Data entries for graphics:
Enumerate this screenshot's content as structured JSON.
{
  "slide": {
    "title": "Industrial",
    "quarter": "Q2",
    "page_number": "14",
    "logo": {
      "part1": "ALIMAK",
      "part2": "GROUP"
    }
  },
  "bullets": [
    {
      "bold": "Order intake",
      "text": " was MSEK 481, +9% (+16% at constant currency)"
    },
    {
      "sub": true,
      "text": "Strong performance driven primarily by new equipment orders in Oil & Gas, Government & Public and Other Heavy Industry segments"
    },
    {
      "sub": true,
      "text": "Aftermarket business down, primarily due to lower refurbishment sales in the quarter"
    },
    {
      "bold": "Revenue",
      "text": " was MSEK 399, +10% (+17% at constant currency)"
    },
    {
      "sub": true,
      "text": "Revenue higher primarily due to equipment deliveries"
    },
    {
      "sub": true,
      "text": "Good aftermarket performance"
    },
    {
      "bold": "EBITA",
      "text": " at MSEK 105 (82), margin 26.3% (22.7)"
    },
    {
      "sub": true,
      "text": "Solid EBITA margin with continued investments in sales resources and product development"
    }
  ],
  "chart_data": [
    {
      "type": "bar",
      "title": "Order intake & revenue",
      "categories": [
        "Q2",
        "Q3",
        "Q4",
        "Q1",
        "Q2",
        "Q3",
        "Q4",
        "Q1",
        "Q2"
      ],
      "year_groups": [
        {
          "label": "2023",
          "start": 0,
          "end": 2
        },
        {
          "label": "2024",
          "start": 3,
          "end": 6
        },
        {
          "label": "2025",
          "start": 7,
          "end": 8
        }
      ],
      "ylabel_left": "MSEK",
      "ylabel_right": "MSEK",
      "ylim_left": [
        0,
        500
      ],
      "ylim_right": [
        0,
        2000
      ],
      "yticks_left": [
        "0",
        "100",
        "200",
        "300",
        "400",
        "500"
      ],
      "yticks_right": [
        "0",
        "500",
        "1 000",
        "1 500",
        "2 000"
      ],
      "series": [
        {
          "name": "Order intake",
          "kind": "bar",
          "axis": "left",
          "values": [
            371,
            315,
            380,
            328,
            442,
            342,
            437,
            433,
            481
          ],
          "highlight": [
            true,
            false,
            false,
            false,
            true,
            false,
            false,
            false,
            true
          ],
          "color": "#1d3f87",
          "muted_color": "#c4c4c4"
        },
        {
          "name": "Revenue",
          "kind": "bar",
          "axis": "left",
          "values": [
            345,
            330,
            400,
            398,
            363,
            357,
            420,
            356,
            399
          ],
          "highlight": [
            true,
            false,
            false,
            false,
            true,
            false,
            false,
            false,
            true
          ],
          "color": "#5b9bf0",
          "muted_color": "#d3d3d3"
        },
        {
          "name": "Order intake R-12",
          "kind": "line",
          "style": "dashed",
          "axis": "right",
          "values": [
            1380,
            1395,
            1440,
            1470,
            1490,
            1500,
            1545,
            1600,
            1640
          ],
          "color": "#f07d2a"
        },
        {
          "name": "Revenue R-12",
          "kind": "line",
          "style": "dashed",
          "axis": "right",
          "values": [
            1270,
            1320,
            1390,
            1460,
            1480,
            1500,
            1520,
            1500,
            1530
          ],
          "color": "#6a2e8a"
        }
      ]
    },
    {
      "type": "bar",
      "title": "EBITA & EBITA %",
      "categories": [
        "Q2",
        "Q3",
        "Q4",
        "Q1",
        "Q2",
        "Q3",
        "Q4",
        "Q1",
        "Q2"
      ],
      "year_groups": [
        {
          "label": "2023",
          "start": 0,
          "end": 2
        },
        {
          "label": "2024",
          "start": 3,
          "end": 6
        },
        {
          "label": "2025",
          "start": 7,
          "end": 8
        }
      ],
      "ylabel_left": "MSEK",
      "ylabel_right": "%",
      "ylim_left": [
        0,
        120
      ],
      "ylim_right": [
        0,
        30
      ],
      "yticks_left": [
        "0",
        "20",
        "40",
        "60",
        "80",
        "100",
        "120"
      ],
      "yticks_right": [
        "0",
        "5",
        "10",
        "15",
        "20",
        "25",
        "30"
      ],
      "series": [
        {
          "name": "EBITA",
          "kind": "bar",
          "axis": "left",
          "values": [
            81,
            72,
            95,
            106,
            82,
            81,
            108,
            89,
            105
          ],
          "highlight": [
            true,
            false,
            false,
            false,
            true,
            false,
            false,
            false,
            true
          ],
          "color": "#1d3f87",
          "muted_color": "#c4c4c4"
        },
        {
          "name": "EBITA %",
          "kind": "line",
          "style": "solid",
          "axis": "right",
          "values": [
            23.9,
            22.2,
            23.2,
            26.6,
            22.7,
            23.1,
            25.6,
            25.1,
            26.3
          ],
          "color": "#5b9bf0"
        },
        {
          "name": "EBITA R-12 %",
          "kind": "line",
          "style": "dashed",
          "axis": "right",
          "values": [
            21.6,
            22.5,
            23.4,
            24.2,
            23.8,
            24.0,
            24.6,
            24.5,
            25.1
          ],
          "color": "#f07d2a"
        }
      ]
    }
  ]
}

■ **Exercise requirements**
Print out the whole listing exactly as it appears.

■ **Result**
Enumerate this screenshot's content as structured JSON.
{
  "slide": {
    "title": "Industrial",
    "quarter": "Q2",
    "page_number": "14",
    "logo": {
      "part1": "ALIMAK",
      "part2": "GROUP"
    }
  },
  "bullets": [
    {
      "bold": "Order intake",
      "text": " was MSEK 481, +9% (+16% at constant currency)"
    },
    {
      "sub": true,
      "text": "Strong performance driven primarily by new equipment orders in Oil & Gas, Government & Public and Other Heavy Industry segments"
    },
    {
      "sub": true,
      "text": "Aftermarket business down, primarily due to lower refurbishment sales in the quarter"
    },
    {
      "bold": "Revenue",
      "text": " was MSEK 399, +10% (+17% at constant currency)"
    },
    {
      "sub": true,
      "text": "Revenue higher primarily due to equipment deliveries"
    },
    {
      "sub": true,
      "text": "Good aftermarket performance"
    },
    {
      "bold": "EBITA",
      "text": " at MSEK 105 (82), margin 26.3% (22.7)"
    },
    {
      "sub": true,
      "text": "Solid EBITA margin with continued investments in sales resources and product development"
    }
  ],
  "chart_data": [
    {
      "type": "bar",
      "title": "Order intake & revenue",
      "categories": [
        "Q2",
        "Q3",
        "Q4",
        "Q1",
        "Q2",
        "Q3",
        "Q4",
        "Q1",
        "Q2"
      ],
      "year_groups": [
        {
          "label": "2023",
          "start": 0,
          "end": 2
        },
        {
          "label": "2024",
          "start": 3,
          "end": 6
        },
        {
          "label": "2025",
          "start": 7,
          "end": 8
        }
      ],
      "ylabel_left": "MSEK",
      "ylabel_right": "MSEK",
      "ylim_left": [
        0,
        500
      ],
      "ylim_right": [
        0,
        2000
      ],
      "yticks_left": [
        "0",
        "100",
        "200",
        "300",
        "400",
        "500"
      ],
      "yticks_right": [
        "0",
        "500",
        "1 000",
        "1 500",
        "2 000"
      ],
      "series": [
        {
          "name": "Order intake",
          "kind": "bar",
          "axis": "left",
          "values": [
            371,
            315,
            380,
            328,
            442,
            342,
            437,
            433,
            481
          ],
          "highlight": [
            true,
            false,
            false,
            false,
            true,
            false,
            false,
            false,
            true
          ],
          "color": "#1d3f87",
          "muted_color": "#c4c4c4"
        },
        {
          "name": "Revenue",
          "kind": "bar",
          "axis": "left",
          "values": [
            345,
            330,
            400,
            398,
            363,
            357,
            420,
            356,
            399
          ],
          "highlight": [
            true,
            false,
            false,
            false,
            true,
            false,
            false,
            false,
            true
          ],
          "color": "#5b9bf0",
          "muted_color": "#d3d3d3"
        },
        {
          "name": "Order intake R-12",
          "kind": "line",
          "style": "dashed",
          "axis": "right",
          "values": [
            1380,
            1395,
            1440,
            1470,
            1490,
            1500,
            1545,
            1600,
            1640
          ],
          "color": "#f07d2a"
        },
        {
          "name": "Revenue R-12",
          "kind": "line",
          "style": "dashed",
          "axis": "right",
          "values": [
            1270,
            1320,
            1390,
            1460,
            1480,
            1500,
            1520,
            1500,
            1530
          ],
          "color": "#6a2e8a"
        }
      ]
    },
    {
      "type": "bar",
      "title": "EBITA & EBITA %",
      "categories": [
        "Q2",
        "Q3",
        "Q4",
        "Q1",
        "Q2",
        "Q3",
        "Q4",
        "Q1",
        "Q2"
      ],
      "year_groups": [
        {
          "label": "2023",
          "start": 0,
          "end": 2
        },
        {
          "label": "2024",
          "start": 3,
          "end": 6
        },
        {
          "label": "2025",
          "start": 7,
          "end": 8
        }
      ],
      "ylabel_left": "MSEK",
      "ylabel_right": "%",
      "ylim_left": [
        0,
        120
      ],
      "ylim_right": [
        0,
        30
      ],
      "yticks_left": [
        "0",
        "20",
        "40",
        "60",
        "80",
        "100",
        "120"
      ],
      "yticks_right": [
        "0",
        "5",
        "10",
        "15",
        "20",
        "25",
        "30"
      ],
      "series": [
        {
          "name": "EBITA",
          "kind": "bar",
          "axis": "left",
          "values": [
            81,
            72,
            95,
            106,
            82,
            81,
            108,
            89,
            105
          ],
          "highlight": [
            true,
            false,
            false,
            false,
            true,
            false,
            false,
            false,
            true
          ],
          "color": "#1d3f87",
          "muted_color": "#c4c4c4"
        },
        {
          "name": "EBITA %",
          "kind": "line",
          "style": "solid",
          "axis": "right",
          "values": [
            23.9,
            22.2,
            23.2,
            26.6,
            22.7,
            23.1,
            25.6,
            25.1,
            26.3
          ],
          "color": "#5b9bf0"
        },
        {
          "name": "EBITA R-12 %",
          "kind": "line",
          "style": "dashed",
          "axis": "right",
          "values": [
            21.6,
            22.5,
            23.4,
            24.2,
            23.8,
            24.0,
            24.6,
            24.5,
            25.1
          ],
          "color": "#f07d2a"
        }
      ]
    }
  ]
}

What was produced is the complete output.